## start

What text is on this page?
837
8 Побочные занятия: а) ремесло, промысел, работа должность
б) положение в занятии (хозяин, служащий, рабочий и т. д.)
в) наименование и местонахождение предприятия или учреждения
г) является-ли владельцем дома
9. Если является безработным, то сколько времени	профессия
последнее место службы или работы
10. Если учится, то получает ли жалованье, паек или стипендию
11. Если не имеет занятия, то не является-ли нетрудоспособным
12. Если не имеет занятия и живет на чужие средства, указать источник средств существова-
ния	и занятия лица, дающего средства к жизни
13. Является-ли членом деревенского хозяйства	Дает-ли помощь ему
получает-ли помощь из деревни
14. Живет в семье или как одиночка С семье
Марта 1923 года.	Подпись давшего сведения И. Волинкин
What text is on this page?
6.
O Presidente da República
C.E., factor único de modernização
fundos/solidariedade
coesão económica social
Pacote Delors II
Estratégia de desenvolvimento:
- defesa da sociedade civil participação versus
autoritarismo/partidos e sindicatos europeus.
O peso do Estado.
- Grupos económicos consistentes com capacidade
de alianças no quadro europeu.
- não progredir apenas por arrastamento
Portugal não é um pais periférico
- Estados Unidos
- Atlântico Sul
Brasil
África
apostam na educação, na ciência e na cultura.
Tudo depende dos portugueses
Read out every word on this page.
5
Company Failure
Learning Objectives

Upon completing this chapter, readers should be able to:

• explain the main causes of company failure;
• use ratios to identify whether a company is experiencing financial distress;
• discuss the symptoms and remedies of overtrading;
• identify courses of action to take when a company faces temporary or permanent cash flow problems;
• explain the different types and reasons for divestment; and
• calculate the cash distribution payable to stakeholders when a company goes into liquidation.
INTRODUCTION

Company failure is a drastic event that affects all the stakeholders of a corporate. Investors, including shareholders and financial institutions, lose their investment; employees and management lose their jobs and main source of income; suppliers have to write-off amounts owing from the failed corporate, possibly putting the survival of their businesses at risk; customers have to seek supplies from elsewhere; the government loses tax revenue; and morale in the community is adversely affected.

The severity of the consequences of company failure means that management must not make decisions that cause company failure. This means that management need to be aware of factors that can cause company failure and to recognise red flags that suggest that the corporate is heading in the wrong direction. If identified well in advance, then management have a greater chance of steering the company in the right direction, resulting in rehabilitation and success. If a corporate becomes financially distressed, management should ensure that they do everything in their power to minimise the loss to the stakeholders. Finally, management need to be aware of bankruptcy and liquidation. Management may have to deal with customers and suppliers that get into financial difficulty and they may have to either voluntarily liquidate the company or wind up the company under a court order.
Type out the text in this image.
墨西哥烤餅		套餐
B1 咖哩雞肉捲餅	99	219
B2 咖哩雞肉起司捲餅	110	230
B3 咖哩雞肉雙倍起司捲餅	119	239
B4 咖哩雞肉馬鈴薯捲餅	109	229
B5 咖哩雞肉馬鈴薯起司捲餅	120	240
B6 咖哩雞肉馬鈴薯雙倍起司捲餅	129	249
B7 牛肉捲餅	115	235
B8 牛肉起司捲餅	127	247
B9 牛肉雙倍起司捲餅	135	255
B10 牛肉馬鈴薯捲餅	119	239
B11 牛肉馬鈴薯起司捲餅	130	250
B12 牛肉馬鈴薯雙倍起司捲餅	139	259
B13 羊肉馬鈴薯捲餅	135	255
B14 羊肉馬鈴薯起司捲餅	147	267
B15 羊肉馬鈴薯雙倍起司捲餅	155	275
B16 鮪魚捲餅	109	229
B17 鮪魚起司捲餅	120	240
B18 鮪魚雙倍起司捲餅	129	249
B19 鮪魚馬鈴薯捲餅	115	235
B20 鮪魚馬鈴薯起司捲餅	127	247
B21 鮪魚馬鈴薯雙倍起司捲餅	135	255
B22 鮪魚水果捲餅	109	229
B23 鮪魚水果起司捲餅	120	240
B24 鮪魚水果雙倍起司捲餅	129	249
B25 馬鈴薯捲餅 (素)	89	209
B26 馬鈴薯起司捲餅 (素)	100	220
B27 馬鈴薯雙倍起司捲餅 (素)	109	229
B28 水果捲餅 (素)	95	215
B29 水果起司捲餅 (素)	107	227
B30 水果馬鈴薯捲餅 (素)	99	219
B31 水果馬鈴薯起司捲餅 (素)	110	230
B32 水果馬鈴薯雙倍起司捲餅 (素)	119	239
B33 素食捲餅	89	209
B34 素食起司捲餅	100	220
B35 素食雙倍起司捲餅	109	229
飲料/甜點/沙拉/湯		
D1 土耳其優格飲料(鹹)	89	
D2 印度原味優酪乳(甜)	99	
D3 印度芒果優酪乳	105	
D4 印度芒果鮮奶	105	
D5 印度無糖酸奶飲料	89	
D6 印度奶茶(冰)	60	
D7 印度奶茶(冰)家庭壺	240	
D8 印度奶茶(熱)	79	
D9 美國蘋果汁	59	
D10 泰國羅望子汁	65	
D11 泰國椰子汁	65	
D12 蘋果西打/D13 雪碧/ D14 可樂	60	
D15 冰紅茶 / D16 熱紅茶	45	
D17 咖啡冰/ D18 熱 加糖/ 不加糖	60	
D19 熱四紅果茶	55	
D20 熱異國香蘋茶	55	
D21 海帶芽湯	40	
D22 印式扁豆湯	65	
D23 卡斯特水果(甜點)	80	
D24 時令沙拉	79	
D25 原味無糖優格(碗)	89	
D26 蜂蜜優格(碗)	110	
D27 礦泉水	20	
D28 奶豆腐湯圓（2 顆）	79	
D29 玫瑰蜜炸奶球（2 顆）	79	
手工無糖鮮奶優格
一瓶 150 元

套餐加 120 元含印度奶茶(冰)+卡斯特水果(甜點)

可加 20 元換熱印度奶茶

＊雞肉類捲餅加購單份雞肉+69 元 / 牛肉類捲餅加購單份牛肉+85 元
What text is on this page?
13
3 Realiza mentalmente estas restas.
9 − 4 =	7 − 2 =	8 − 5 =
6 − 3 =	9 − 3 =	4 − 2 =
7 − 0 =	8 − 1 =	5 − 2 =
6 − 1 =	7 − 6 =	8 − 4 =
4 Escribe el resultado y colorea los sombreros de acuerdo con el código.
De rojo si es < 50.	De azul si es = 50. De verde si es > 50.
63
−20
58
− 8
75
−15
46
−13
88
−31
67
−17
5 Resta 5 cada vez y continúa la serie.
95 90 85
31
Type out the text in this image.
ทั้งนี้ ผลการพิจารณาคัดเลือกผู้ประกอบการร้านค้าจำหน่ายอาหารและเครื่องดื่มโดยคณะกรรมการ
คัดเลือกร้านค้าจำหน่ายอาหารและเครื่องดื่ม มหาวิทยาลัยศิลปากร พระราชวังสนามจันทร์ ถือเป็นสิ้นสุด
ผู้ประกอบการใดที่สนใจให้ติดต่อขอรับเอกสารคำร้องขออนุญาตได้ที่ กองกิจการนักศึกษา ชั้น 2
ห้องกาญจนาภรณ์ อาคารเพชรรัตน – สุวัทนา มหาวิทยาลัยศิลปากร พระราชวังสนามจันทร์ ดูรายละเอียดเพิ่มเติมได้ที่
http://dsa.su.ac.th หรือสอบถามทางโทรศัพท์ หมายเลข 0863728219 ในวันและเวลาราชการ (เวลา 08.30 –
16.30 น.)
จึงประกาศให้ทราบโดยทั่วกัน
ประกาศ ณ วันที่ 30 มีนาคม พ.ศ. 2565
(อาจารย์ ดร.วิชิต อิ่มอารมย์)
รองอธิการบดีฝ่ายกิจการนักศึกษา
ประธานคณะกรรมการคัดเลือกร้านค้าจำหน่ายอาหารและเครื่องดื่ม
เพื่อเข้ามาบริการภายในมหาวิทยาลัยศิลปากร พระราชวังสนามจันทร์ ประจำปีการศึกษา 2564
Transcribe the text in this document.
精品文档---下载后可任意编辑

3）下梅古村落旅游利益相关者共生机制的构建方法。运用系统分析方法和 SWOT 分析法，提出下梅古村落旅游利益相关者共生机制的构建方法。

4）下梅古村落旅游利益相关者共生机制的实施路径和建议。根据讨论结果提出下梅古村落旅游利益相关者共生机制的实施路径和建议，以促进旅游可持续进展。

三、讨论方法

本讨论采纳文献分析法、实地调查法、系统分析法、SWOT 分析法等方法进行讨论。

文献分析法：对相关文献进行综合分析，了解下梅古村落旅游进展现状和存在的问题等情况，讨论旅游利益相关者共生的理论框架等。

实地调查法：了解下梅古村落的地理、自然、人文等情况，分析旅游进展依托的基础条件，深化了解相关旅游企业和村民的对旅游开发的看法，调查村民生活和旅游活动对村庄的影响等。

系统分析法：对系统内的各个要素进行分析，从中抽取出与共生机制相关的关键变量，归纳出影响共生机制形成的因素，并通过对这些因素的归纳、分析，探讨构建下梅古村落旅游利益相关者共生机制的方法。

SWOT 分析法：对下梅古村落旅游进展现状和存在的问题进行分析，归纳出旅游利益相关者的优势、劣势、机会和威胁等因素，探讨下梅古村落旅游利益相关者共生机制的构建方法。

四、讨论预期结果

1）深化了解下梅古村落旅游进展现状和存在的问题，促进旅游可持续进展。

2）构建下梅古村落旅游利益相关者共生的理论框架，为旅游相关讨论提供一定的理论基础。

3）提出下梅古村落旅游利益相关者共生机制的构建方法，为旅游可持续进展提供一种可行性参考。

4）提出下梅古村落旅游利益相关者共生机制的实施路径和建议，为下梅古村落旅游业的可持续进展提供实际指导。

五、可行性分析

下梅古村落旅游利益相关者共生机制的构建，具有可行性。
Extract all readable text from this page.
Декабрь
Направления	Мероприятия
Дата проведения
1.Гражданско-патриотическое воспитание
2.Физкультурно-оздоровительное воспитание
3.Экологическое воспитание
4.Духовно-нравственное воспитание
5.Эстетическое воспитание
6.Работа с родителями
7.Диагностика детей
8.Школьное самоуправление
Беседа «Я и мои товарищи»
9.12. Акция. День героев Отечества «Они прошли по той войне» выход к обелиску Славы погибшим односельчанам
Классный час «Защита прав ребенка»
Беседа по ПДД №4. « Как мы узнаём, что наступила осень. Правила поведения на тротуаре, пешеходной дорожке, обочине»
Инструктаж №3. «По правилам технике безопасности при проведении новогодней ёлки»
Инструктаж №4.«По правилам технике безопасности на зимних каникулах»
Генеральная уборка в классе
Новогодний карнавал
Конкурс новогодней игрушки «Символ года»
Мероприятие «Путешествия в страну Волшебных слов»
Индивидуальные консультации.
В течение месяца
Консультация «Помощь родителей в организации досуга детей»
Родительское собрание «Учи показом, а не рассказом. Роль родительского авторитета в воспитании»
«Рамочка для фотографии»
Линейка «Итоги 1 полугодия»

## end

▸ **AIM**:
Return each full line of the entries that contains the word "правилам".

▸ **EXPECTED ANSWER**:
Инструктаж №3. «По правилам технике безопасности при проведении новогодней ёлки»
Инструктаж №4.«По правилам технике безопасности на зимних каникулах»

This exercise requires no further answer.